Goal
Restate the entries below word for word, omitting nothing.

Lines of data:
____________________
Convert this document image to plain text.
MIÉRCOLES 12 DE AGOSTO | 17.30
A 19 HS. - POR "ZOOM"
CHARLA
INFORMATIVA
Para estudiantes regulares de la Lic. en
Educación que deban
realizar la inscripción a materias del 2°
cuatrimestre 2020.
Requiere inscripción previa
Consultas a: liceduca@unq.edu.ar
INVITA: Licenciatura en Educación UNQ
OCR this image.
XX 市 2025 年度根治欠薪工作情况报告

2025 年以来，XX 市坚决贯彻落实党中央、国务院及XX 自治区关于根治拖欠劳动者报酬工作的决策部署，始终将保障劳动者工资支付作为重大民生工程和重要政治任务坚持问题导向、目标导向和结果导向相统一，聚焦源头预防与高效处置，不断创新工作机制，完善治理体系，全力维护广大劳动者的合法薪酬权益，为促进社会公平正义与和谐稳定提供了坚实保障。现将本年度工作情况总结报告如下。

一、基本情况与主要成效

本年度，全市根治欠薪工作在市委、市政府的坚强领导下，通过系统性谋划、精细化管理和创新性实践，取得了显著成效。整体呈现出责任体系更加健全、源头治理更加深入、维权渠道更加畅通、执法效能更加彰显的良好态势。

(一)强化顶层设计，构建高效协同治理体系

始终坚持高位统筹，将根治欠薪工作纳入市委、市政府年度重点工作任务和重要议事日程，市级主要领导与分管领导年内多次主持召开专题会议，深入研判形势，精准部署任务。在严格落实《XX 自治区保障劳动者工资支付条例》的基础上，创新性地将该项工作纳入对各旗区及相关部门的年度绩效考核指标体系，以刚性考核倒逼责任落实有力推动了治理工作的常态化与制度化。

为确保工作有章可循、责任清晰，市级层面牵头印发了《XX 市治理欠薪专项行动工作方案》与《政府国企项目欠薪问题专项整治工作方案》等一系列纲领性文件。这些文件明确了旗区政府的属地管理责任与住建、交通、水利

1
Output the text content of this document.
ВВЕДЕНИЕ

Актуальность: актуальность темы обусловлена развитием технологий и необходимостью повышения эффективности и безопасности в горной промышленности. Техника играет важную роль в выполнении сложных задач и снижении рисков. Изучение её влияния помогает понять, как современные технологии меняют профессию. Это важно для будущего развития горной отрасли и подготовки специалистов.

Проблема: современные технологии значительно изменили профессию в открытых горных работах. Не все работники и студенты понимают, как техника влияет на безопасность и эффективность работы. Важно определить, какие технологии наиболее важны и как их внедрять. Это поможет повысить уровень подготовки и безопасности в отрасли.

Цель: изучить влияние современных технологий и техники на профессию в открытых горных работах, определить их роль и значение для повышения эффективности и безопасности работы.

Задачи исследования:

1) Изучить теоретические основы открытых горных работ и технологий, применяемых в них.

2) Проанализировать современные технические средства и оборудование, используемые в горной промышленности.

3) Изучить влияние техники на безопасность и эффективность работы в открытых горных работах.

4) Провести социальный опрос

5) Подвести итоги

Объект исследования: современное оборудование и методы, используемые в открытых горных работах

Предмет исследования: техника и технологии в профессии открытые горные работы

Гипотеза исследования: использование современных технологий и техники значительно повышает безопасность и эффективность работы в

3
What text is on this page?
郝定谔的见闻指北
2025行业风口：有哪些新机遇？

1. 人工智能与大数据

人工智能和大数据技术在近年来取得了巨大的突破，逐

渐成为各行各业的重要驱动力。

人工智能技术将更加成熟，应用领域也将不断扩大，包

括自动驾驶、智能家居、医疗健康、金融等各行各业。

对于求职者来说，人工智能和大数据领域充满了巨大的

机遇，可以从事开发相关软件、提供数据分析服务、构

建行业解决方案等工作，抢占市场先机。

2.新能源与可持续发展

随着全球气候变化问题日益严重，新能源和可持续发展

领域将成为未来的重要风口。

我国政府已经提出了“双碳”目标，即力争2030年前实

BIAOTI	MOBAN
____________________
Finished exercise
Convert this document image to plain text.
MIÉRCOLES 12 DE AGOSTO | 17.30
A 19 HS. - POR "ZOOM"
CHARLA
INFORMATIVA
Para estudiantes regulares de la Lic. en
Educación que deban
realizar la inscripción a materias del 2°
cuatrimestre 2020.
Requiere inscripción previa
Consultas a: liceduca@unq.edu.ar
INVITA: Licenciatura en Educación UNQ
OCR this image.
XX 市 2025 年度根治欠薪工作情况报告

2025 年以来，XX 市坚决贯彻落实党中央、国务院及XX 自治区关于根治拖欠劳动者报酬工作的决策部署，始终将保障劳动者工资支付作为重大民生工程和重要政治任务坚持问题导向、目标导向和结果导向相统一，聚焦源头预防与高效处置，不断创新工作机制，完善治理体系，全力维护广大劳动者的合法薪酬权益，为促进社会公平正义与和谐稳定提供了坚实保障。现将本年度工作情况总结报告如下。

一、基本情况与主要成效

本年度，全市根治欠薪工作在市委、市政府的坚强领导下，通过系统性谋划、精细化管理和创新性实践，取得了显著成效。整体呈现出责任体系更加健全、源头治理更加深入、维权渠道更加畅通、执法效能更加彰显的良好态势。

(一)强化顶层设计，构建高效协同治理体系

始终坚持高位统筹，将根治欠薪工作纳入市委、市政府年度重点工作任务和重要议事日程，市级主要领导与分管领导年内多次主持召开专题会议，深入研判形势，精准部署任务。在严格落实《XX 自治区保障劳动者工资支付条例》的基础上，创新性地将该项工作纳入对各旗区及相关部门的年度绩效考核指标体系，以刚性考核倒逼责任落实有力推动了治理工作的常态化与制度化。

为确保工作有章可循、责任清晰，市级层面牵头印发了《XX 市治理欠薪专项行动工作方案》与《政府国企项目欠薪问题专项整治工作方案》等一系列纲领性文件。这些文件明确了旗区政府的属地管理责任与住建、交通、水利

1
Output the text content of this document.
ВВЕДЕНИЕ

Актуальность: актуальность темы обусловлена развитием технологий и необходимостью повышения эффективности и безопасности в горной промышленности. Техника играет важную роль в выполнении сложных задач и снижении рисков. Изучение её влияния помогает понять, как современные технологии меняют профессию. Это важно для будущего развития горной отрасли и подготовки специалистов.

Проблема: современные технологии значительно изменили профессию в открытых горных работах. Не все работники и студенты понимают, как техника влияет на безопасность и эффективность работы. Важно определить, какие технологии наиболее важны и как их внедрять. Это поможет повысить уровень подготовки и безопасности в отрасли.

Цель: изучить влияние современных технологий и техники на профессию в открытых горных работах, определить их роль и значение для повышения эффективности и безопасности работы.

Задачи исследования:

1) Изучить теоретические основы открытых горных работ и технологий, применяемых в них.

2) Проанализировать современные технические средства и оборудование, используемые в горной промышленности.

3) Изучить влияние техники на безопасность и эффективность работы в открытых горных работах.

4) Провести социальный опрос

5) Подвести итоги

Объект исследования: современное оборудование и методы, используемые в открытых горных работах

Предмет исследования: техника и технологии в профессии открытые горные работы

Гипотеза исследования: использование современных технологий и техники значительно повышает безопасность и эффективность работы в

3
What text is on this page?
郝定谔的见闻指北
2025行业风口：有哪些新机遇？

1. 人工智能与大数据

人工智能和大数据技术在近年来取得了巨大的突破，逐

渐成为各行各业的重要驱动力。

人工智能技术将更加成熟，应用领域也将不断扩大，包

括自动驾驶、智能家居、医疗健康、金融等各行各业。

对于求职者来说，人工智能和大数据领域充满了巨大的

机遇，可以从事开发相关软件、提供数据分析服务、构

建行业解决方案等工作，抢占市场先机。

2.新能源与可持续发展

随着全球气候变化问题日益严重，新能源和可持续发展

领域将成为未来的重要风口。

我国政府已经提出了“双碳”目标，即力争2030年前实

BIAOTI	MOBAN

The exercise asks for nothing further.